— BEGIN Information provided —
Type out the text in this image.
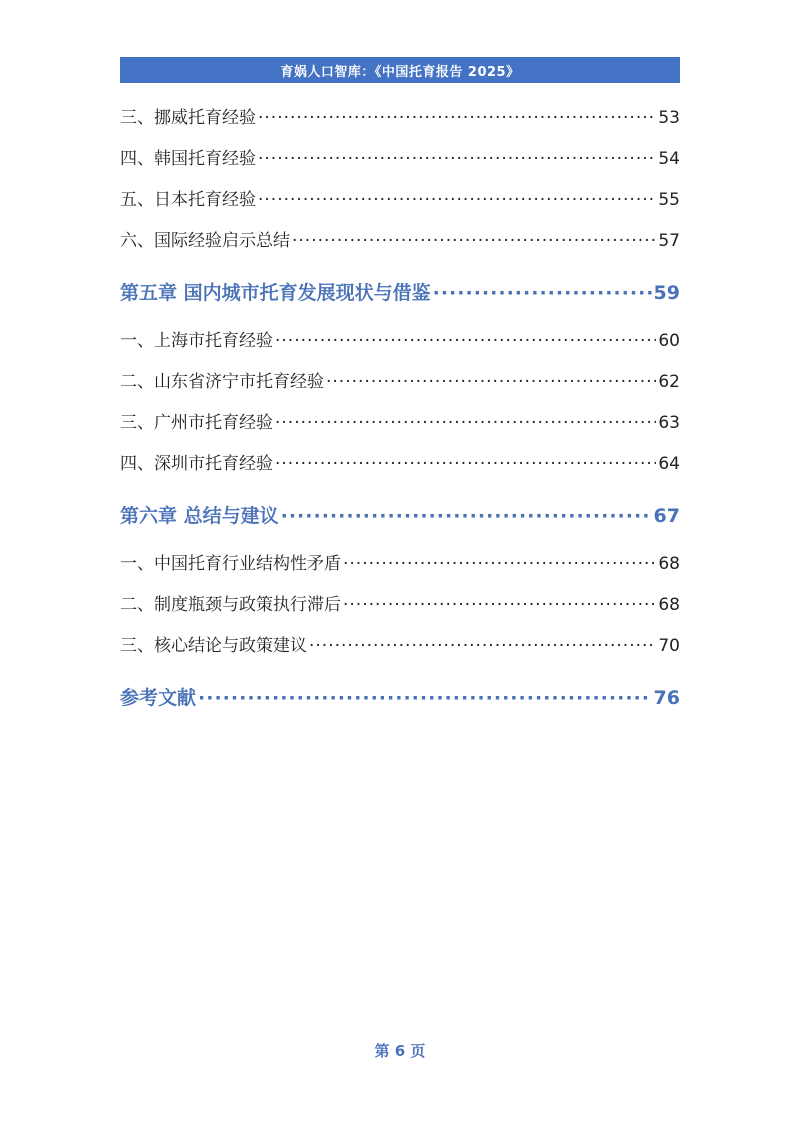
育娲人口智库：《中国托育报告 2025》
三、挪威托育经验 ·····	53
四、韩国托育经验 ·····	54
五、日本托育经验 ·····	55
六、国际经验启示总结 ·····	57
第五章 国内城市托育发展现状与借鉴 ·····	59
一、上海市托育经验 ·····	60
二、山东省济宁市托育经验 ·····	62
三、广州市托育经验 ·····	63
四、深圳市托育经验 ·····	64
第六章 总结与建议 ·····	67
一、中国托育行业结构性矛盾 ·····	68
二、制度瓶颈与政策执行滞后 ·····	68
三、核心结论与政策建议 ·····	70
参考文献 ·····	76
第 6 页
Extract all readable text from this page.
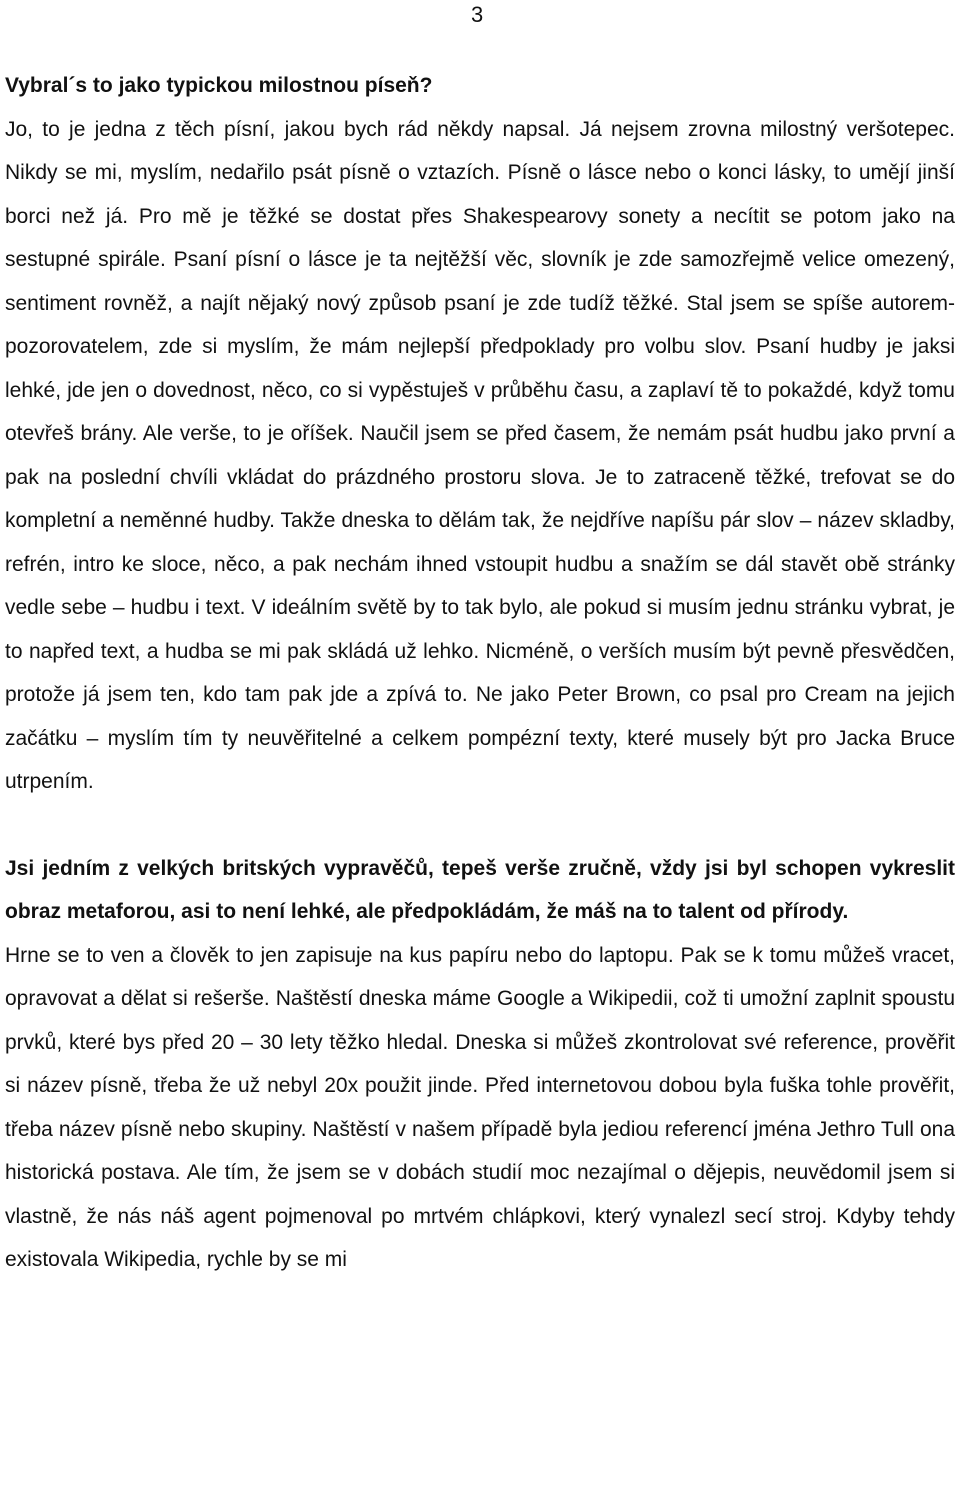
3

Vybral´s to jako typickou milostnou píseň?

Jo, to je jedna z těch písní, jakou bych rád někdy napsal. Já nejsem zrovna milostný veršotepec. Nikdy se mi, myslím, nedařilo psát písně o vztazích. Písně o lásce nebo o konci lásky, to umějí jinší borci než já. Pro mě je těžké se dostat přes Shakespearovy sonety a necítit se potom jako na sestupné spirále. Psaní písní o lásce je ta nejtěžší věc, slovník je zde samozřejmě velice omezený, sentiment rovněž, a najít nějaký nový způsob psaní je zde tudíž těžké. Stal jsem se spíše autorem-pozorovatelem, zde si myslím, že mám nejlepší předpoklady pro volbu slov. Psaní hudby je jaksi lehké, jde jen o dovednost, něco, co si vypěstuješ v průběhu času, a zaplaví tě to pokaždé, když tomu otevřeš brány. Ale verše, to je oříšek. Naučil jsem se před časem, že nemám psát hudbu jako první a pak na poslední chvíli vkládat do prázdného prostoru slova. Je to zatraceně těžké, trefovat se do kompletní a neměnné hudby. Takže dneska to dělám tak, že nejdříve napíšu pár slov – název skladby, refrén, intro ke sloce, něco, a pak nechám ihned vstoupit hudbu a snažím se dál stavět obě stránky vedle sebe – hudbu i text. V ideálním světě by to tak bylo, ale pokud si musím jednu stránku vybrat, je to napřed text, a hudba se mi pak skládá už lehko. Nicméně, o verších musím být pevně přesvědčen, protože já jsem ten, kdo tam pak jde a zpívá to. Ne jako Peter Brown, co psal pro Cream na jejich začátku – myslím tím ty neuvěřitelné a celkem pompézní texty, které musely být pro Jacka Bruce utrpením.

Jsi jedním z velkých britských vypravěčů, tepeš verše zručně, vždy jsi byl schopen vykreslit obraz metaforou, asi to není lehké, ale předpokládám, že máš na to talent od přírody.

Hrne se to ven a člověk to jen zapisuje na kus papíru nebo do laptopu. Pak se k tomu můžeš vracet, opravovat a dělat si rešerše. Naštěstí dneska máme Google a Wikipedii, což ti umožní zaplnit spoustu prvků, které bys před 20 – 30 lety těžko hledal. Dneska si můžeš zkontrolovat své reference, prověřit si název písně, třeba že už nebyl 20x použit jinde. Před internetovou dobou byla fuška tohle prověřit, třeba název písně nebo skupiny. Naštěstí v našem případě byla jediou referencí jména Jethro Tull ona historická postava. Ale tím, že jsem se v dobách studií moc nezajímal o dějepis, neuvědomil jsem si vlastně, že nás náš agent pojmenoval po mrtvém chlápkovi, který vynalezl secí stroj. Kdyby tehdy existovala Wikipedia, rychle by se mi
— END Information provided —
Select the lines from the entries that include the word "lehké".

### Written response:
Jo, to je jedna z těch písní, jakou bych rád někdy napsal. Já nejsem zrovna milostný veršotepec. Nikdy se mi, myslím, nedařilo psát písně o vztazích. Písně o lásce nebo o konci lásky, to umějí jinší borci než já. Pro mě je těžké se dostat přes Shakespearovy sonety a necítit se potom jako na sestupné spirále. Psaní písní o lásce je ta nejtěžší věc, slovník je zde samozřejmě velice omezený, sentiment rovněž, a najít nějaký nový způsob psaní je zde tudíž těžké. Stal jsem se spíše autorem-pozorovatelem, zde si myslím, že mám nejlepší předpoklady pro volbu slov. Psaní hudby je jaksi lehké, jde jen o dovednost, něco, co si vypěstuješ v průběhu času, a zaplaví tě to pokaždé, když tomu otevřeš brány. Ale verše, to je oříšek. Naučil jsem se před časem, že nemám psát hudbu jako první a pak na poslední chvíli vkládat do prázdného prostoru slova. Je to zatraceně těžké, trefovat se do kompletní a neměnné hudby. Takže dneska to dělám tak, že nejdříve napíšu pár slov – název skladby, refrén, intro ke sloce, něco, a pak nechám ihned vstoupit hudbu a snažím se dál stavět obě stránky vedle sebe – hudbu i text. V ideálním světě by to tak bylo, ale pokud si musím jednu stránku vybrat, je to napřed text, a hudba se mi pak skládá už lehko. Nicméně, o verších musím být pevně přesvědčen, protože já jsem ten, kdo tam pak jde a zpívá to. Ne jako Peter Brown, co psal pro Cream na jejich začátku – myslím tím ty neuvěřitelné a celkem pompézní texty, které musely být pro Jacka Bruce utrpením.
Jsi jedním z velkých britských vypravěčů, tepeš verše zručně, vždy jsi byl schopen vykreslit obraz metaforou, asi to není lehké, ale předpokládám, že máš na to talent od přírody.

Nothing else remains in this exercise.